=== Set exercise ===
Return all lines below containing the word "XGBoost".

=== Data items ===
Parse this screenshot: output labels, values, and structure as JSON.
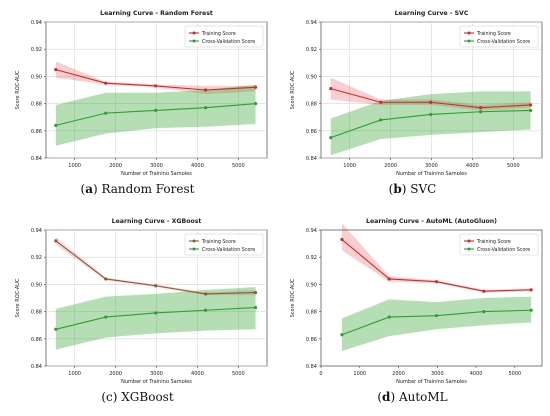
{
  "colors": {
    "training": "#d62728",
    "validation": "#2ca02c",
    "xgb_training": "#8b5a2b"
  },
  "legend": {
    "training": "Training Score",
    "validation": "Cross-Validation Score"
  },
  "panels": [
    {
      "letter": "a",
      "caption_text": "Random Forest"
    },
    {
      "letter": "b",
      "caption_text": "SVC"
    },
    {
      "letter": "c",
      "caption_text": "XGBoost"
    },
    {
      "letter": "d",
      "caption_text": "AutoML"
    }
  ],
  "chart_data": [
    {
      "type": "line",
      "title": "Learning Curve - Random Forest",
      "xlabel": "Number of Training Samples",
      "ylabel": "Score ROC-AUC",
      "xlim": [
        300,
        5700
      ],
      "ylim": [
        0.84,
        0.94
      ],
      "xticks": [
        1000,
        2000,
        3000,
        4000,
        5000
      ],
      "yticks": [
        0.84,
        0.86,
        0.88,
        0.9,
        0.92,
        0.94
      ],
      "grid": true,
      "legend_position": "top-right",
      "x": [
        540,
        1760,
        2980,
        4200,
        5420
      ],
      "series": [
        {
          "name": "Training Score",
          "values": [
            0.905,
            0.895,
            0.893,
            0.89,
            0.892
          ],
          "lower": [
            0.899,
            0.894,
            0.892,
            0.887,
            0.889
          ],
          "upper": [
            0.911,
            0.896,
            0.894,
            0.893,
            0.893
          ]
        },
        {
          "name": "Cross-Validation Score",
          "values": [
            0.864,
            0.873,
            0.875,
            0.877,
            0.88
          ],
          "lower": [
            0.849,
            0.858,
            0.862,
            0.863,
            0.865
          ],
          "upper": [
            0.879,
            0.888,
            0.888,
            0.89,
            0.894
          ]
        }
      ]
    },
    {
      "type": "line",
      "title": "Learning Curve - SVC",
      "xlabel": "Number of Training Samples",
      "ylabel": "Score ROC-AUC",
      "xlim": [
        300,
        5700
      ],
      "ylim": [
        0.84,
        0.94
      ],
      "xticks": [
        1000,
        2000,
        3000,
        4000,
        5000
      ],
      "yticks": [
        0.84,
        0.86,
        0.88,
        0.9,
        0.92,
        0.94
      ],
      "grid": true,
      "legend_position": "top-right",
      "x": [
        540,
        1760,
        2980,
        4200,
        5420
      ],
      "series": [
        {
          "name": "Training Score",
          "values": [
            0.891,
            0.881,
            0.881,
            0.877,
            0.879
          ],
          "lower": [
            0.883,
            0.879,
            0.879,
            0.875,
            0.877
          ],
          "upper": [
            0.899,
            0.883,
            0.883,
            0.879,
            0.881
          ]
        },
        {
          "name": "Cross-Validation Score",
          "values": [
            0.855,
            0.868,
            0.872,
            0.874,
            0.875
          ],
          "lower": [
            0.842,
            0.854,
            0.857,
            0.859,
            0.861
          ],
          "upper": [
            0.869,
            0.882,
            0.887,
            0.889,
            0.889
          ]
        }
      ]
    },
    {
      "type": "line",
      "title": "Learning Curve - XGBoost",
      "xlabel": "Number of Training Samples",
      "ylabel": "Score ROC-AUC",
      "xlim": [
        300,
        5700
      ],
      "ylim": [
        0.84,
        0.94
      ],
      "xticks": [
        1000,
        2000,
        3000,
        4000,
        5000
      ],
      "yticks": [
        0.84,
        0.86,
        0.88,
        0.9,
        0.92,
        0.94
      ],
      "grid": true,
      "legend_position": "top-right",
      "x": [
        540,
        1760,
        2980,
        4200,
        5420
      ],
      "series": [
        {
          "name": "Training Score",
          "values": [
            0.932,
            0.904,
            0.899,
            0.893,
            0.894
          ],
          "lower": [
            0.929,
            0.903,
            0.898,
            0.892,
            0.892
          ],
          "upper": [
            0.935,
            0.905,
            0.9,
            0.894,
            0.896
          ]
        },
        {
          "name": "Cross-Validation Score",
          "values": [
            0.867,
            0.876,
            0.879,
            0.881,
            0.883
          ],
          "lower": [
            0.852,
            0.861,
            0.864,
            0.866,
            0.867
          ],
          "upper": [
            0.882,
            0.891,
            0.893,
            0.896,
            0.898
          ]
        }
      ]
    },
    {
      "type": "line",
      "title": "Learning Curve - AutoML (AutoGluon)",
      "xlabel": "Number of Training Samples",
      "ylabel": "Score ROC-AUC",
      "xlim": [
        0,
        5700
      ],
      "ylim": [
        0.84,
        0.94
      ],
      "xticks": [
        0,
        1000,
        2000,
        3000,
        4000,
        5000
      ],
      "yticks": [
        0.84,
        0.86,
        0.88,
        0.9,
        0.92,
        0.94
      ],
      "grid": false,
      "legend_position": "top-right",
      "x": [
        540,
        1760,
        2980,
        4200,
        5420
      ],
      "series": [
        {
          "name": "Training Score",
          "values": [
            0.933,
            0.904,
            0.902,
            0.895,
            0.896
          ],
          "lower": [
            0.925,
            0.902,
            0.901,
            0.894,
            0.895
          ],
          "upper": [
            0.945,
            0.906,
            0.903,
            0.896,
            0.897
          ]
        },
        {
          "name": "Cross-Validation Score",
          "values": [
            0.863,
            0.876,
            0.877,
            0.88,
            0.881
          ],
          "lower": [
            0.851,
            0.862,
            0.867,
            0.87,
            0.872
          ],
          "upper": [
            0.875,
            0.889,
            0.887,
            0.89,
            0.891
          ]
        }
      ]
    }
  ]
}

=== Finished task ===
      "caption_text": "XGBoost"
      "title": "Learning Curve - XGBoost",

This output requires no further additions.